* start Records for this task *

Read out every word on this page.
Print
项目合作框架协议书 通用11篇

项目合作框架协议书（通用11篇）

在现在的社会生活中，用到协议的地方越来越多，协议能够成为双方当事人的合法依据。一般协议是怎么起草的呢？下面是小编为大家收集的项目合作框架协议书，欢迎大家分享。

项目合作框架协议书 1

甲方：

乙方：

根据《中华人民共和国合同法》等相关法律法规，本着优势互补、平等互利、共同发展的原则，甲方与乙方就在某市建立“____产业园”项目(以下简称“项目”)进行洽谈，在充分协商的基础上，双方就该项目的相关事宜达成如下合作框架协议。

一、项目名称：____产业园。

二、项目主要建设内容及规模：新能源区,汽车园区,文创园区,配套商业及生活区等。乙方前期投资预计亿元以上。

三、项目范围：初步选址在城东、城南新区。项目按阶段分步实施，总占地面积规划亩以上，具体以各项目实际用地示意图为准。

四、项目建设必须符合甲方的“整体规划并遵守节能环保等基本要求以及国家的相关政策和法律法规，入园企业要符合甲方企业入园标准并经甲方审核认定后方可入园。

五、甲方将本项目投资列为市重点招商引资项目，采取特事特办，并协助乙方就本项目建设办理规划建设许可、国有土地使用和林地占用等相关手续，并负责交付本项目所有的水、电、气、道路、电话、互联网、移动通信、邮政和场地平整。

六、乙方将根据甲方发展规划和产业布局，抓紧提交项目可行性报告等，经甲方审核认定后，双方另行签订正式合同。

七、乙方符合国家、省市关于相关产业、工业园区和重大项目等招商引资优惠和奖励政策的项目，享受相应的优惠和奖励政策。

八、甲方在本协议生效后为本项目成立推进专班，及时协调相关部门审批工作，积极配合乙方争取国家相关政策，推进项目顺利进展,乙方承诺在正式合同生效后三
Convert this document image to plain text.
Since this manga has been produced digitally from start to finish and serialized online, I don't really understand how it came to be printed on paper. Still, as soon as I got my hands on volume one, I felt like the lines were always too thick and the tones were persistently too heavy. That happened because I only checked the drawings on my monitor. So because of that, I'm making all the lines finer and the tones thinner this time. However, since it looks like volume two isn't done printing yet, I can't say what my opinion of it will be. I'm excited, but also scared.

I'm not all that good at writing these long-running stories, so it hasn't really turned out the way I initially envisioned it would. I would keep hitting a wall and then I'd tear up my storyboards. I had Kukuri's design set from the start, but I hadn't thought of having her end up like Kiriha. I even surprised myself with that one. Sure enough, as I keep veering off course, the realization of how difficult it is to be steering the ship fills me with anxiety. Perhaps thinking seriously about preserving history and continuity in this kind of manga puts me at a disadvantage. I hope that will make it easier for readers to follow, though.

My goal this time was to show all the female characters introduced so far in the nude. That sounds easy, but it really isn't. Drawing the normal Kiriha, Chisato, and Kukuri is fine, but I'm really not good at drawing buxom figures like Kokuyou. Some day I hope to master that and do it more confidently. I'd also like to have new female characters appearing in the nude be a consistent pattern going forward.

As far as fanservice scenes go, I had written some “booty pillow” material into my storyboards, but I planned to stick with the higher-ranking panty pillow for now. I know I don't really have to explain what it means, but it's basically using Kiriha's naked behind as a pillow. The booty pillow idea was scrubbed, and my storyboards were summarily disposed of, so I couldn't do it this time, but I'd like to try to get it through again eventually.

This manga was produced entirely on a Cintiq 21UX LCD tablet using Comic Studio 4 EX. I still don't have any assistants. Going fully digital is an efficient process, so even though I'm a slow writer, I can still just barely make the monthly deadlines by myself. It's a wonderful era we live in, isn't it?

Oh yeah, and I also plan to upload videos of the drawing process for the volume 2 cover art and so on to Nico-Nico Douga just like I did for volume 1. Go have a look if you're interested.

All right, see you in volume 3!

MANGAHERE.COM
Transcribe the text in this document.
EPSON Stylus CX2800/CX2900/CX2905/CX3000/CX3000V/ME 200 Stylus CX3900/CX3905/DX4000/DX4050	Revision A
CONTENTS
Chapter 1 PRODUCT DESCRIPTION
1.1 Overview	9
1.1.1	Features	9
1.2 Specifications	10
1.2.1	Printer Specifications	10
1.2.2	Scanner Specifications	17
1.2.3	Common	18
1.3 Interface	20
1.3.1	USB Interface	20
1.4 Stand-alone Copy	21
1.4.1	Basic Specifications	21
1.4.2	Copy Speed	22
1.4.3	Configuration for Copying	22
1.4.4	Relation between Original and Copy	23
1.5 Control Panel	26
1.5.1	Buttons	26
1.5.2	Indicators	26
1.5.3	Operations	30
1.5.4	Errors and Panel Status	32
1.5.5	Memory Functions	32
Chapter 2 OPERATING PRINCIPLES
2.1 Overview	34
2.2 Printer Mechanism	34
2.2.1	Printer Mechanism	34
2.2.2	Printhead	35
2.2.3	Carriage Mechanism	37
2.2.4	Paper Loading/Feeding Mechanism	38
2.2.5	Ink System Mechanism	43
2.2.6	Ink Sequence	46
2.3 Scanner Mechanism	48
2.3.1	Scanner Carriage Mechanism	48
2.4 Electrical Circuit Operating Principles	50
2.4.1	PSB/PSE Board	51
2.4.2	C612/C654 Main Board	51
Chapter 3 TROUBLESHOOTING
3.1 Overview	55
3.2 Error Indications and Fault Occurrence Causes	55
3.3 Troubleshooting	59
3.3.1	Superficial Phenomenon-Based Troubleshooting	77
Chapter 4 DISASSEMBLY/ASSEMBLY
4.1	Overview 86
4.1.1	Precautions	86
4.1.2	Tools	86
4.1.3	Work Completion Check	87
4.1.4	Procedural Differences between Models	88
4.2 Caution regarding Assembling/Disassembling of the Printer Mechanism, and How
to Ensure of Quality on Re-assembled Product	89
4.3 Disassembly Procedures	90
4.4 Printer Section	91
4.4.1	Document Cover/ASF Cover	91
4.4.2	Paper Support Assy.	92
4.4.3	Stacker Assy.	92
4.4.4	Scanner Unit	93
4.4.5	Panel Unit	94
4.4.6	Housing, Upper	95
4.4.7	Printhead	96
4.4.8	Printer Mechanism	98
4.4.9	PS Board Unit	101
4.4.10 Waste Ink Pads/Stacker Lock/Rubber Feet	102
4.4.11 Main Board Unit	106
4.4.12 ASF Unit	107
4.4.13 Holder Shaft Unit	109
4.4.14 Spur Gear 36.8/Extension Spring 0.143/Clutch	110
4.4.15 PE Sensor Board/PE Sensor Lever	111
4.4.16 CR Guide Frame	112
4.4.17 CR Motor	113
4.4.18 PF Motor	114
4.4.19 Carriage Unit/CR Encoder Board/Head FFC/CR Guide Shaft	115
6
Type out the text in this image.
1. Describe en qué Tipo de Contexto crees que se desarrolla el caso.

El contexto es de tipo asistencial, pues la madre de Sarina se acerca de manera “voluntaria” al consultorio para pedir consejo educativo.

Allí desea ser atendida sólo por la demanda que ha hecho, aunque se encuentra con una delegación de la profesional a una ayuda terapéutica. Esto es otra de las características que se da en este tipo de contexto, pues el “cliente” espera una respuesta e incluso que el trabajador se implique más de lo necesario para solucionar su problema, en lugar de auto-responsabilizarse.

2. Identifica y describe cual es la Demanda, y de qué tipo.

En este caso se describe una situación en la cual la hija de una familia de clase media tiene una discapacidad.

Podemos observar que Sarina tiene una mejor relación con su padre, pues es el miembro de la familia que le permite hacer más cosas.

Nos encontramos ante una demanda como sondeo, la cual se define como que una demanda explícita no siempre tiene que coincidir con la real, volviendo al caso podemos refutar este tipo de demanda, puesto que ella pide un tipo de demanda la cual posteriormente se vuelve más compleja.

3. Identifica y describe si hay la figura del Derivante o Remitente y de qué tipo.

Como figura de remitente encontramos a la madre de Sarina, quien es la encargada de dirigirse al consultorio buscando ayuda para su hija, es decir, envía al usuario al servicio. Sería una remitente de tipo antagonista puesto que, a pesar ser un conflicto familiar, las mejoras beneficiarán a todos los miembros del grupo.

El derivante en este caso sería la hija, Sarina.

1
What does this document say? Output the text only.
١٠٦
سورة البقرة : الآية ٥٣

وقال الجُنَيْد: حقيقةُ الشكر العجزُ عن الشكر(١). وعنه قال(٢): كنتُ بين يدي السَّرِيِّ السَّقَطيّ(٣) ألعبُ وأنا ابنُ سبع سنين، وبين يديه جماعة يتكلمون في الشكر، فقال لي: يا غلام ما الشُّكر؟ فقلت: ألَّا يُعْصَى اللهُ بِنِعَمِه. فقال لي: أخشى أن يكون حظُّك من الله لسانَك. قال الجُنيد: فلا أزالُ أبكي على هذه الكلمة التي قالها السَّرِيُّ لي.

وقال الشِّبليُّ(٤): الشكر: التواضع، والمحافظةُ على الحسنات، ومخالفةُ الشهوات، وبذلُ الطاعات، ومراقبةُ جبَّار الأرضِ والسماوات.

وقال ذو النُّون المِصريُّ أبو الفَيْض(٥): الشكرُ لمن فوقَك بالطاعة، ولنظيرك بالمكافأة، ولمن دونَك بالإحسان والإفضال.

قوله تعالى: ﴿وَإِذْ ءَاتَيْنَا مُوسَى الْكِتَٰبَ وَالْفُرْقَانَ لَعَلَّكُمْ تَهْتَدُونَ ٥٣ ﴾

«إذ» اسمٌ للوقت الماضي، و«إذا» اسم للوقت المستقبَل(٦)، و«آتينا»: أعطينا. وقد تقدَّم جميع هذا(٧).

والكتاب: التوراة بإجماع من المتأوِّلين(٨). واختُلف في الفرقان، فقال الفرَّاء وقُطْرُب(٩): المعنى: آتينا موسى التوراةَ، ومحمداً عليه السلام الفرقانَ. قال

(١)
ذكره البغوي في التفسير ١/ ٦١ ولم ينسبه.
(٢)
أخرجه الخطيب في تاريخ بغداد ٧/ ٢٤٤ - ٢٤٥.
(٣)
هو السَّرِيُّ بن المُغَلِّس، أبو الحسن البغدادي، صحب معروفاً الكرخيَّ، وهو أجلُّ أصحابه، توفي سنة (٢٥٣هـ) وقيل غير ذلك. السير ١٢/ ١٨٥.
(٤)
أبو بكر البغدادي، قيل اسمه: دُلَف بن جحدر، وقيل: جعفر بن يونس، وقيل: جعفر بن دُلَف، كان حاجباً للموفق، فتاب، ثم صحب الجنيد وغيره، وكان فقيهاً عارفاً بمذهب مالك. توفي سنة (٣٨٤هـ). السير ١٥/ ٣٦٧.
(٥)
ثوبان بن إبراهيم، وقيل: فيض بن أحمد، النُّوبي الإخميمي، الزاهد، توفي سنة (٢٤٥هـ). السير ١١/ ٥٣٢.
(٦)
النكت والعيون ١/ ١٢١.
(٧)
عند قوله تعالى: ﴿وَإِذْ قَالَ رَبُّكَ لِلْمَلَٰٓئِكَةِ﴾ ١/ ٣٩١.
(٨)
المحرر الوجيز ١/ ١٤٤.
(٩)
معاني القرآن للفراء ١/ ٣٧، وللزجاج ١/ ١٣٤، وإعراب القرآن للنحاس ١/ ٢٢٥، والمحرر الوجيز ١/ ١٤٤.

* end Records for this task *

**The request:** Report only how many lines of the listing hold the word "Guide".

**Completed task:** 2